(Dataset items)
===
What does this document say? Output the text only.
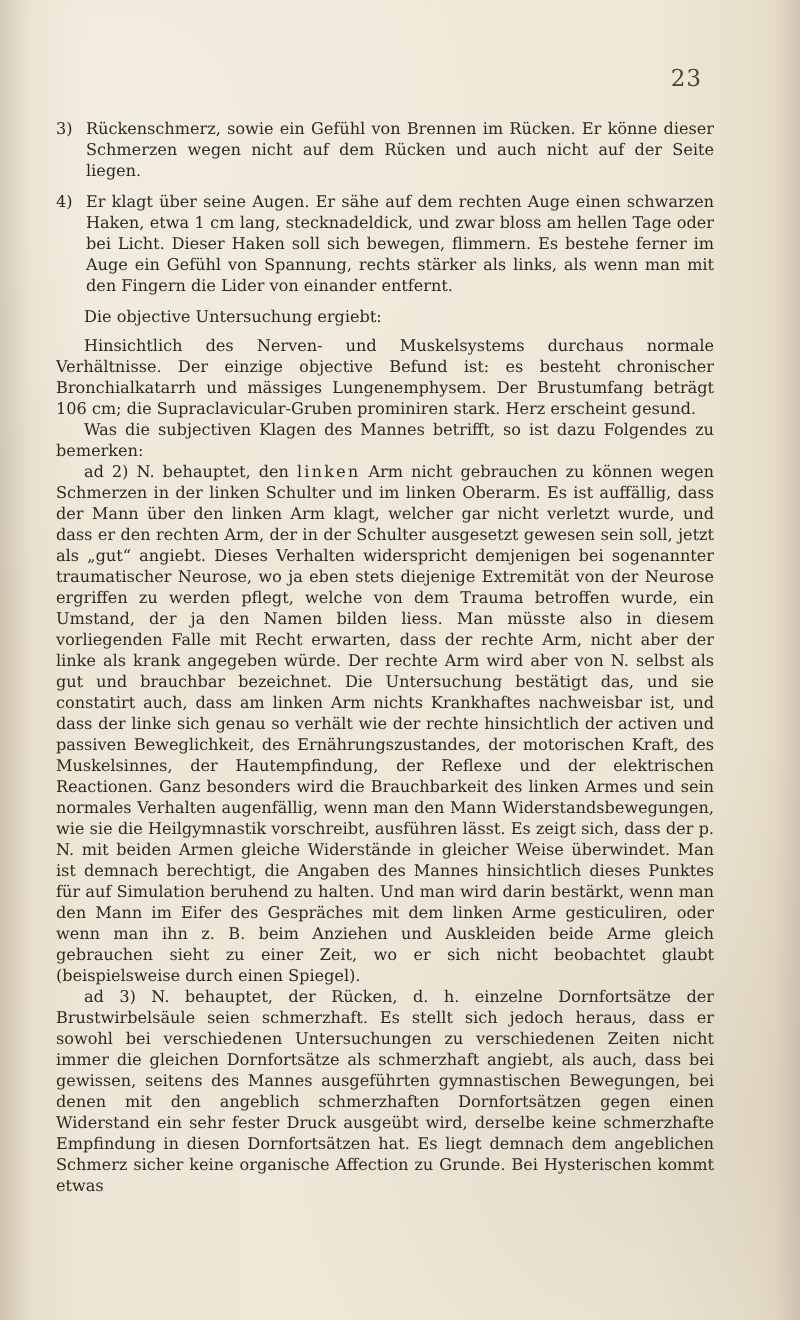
23
3) Rückenschmerz, sowie ein Gefühl von Brennen im Rücken. Er könne dieser Schmerzen wegen nicht auf dem Rücken und auch nicht auf der Seite liegen.
4) Er klagt über seine Augen. Er sähe auf dem rechten Auge einen schwarzen Haken, etwa 1 cm lang, stecknadeldick, und zwar bloss am hellen Tage oder bei Licht. Dieser Haken soll sich bewegen, flimmern. Es bestehe ferner im Auge ein Gefühl von Spannung, rechts stärker als links, als wenn man mit den Fingern die Lider von einander entfernt.

Die objective Untersuchung ergiebt:

Hinsichtlich des Nerven- und Muskelsystems durchaus normale Verhältnisse. Der einzige objective Befund ist: es besteht chronischer Bronchialkatarrh und mässiges Lungenemphysem. Der Brustumfang beträgt 106 cm; die Supraclavicular-Gruben prominiren stark. Herz erscheint gesund.

Was die subjectiven Klagen des Mannes betrifft, so ist dazu Folgendes zu bemerken:

ad 2) N. behauptet, den linken Arm nicht gebrauchen zu können wegen Schmerzen in der linken Schulter und im linken Oberarm. Es ist auffällig, dass der Mann über den linken Arm klagt, welcher gar nicht verletzt wurde, und dass er den rechten Arm, der in der Schulter ausgesetzt gewesen sein soll, jetzt als „gut“ angiebt. Dieses Verhalten widerspricht demjenigen bei sogenannter traumatischer Neurose, wo ja eben stets diejenige Extremität von der Neurose ergriffen zu werden pflegt, welche von dem Trauma betroffen wurde, ein Umstand, der ja den Namen bilden liess. Man müsste also in diesem vorliegenden Falle mit Recht erwarten, dass der rechte Arm, nicht aber der linke als krank angegeben würde. Der rechte Arm wird aber von N. selbst als gut und brauchbar bezeichnet. Die Untersuchung bestätigt das, und sie constatirt auch, dass am linken Arm nichts Krankhaftes nachweisbar ist, und dass der linke sich genau so verhält wie der rechte hinsichtlich der activen und passiven Beweglichkeit, des Ernährungszustandes, der motorischen Kraft, des Muskelsinnes, der Hautempfindung, der Reflexe und der elektrischen Reactionen. Ganz besonders wird die Brauchbarkeit des linken Armes und sein normales Verhalten augenfällig, wenn man den Mann Widerstandsbewegungen, wie sie die Heilgymnastik vorschreibt, ausführen lässt. Es zeigt sich, dass der p. N. mit beiden Armen gleiche Widerstände in gleicher Weise überwindet. Man ist demnach berechtigt, die Angaben des Mannes hinsichtlich dieses Punktes für auf Simulation beruhend zu halten. Und man wird darin bestärkt, wenn man den Mann im Eifer des Gespräches mit dem linken Arme gesticuliren, oder wenn man ihn z. B. beim Anziehen und Auskleiden beide Arme gleich gebrauchen sieht zu einer Zeit, wo er sich nicht beobachtet glaubt (beispielsweise durch einen Spiegel).

ad 3) N. behauptet, der Rücken, d. h. einzelne Dornfortsätze der Brustwirbelsäule seien schmerzhaft. Es stellt sich jedoch heraus, dass er sowohl bei verschiedenen Untersuchungen zu verschiedenen Zeiten nicht immer die gleichen Dornfortsätze als schmerzhaft angiebt, als auch, dass bei gewissen, seitens des Mannes ausgeführten gymnastischen Bewegungen, bei denen mit den angeblich schmerzhaften Dornfortsätzen gegen einen Widerstand ein sehr fester Druck ausgeübt wird, derselbe keine schmerzhafte Empfindung in diesen Dornfortsätzen hat. Es liegt demnach dem angeblichen Schmerz sicher keine organische Affection zu Grunde. Bei Hysterischen kommt etwas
===
SET TASK :: An exact transcription of all the entries is required, without the pictures.

ANSWER TO THE EXERCISE ::
What does this document say? Output the text only.
23
3) Rückenschmerz, sowie ein Gefühl von Brennen im Rücken. Er könne dieser Schmerzen wegen nicht auf dem Rücken und auch nicht auf der Seite liegen.
4) Er klagt über seine Augen. Er sähe auf dem rechten Auge einen schwarzen Haken, etwa 1 cm lang, stecknadeldick, und zwar bloss am hellen Tage oder bei Licht. Dieser Haken soll sich bewegen, flimmern. Es bestehe ferner im Auge ein Gefühl von Spannung, rechts stärker als links, als wenn man mit den Fingern die Lider von einander entfernt.

Die objective Untersuchung ergiebt:

Hinsichtlich des Nerven- und Muskelsystems durchaus normale Verhältnisse. Der einzige objective Befund ist: es besteht chronischer Bronchialkatarrh und mässiges Lungenemphysem. Der Brustumfang beträgt 106 cm; die Supraclavicular-Gruben prominiren stark. Herz erscheint gesund.

Was die subjectiven Klagen des Mannes betrifft, so ist dazu Folgendes zu bemerken:

ad 2) N. behauptet, den linken Arm nicht gebrauchen zu können wegen Schmerzen in der linken Schulter und im linken Oberarm. Es ist auffällig, dass der Mann über den linken Arm klagt, welcher gar nicht verletzt wurde, und dass er den rechten Arm, der in der Schulter ausgesetzt gewesen sein soll, jetzt als „gut“ angiebt. Dieses Verhalten widerspricht demjenigen bei sogenannter traumatischer Neurose, wo ja eben stets diejenige Extremität von der Neurose ergriffen zu werden pflegt, welche von dem Trauma betroffen wurde, ein Umstand, der ja den Namen bilden liess. Man müsste also in diesem vorliegenden Falle mit Recht erwarten, dass der rechte Arm, nicht aber der linke als krank angegeben würde. Der rechte Arm wird aber von N. selbst als gut und brauchbar bezeichnet. Die Untersuchung bestätigt das, und sie constatirt auch, dass am linken Arm nichts Krankhaftes nachweisbar ist, und dass der linke sich genau so verhält wie der rechte hinsichtlich der activen und passiven Beweglichkeit, des Ernährungszustandes, der motorischen Kraft, des Muskelsinnes, der Hautempfindung, der Reflexe und der elektrischen Reactionen. Ganz besonders wird die Brauchbarkeit des linken Armes und sein normales Verhalten augenfällig, wenn man den Mann Widerstandsbewegungen, wie sie die Heilgymnastik vorschreibt, ausführen lässt. Es zeigt sich, dass der p. N. mit beiden Armen gleiche Widerstände in gleicher Weise überwindet. Man ist demnach berechtigt, die Angaben des Mannes hinsichtlich dieses Punktes für auf Simulation beruhend zu halten. Und man wird darin bestärkt, wenn man den Mann im Eifer des Gespräches mit dem linken Arme gesticuliren, oder wenn man ihn z. B. beim Anziehen und Auskleiden beide Arme gleich gebrauchen sieht zu einer Zeit, wo er sich nicht beobachtet glaubt (beispielsweise durch einen Spiegel).

ad 3) N. behauptet, der Rücken, d. h. einzelne Dornfortsätze der Brustwirbelsäule seien schmerzhaft. Es stellt sich jedoch heraus, dass er sowohl bei verschiedenen Untersuchungen zu verschiedenen Zeiten nicht immer die gleichen Dornfortsätze als schmerzhaft angiebt, als auch, dass bei gewissen, seitens des Mannes ausgeführten gymnastischen Bewegungen, bei denen mit den angeblich schmerzhaften Dornfortsätzen gegen einen Widerstand ein sehr fester Druck ausgeübt wird, derselbe keine schmerzhafte Empfindung in diesen Dornfortsätzen hat. Es liegt demnach dem angeblichen Schmerz sicher keine organische Affection zu Grunde. Bei Hysterischen kommt etwas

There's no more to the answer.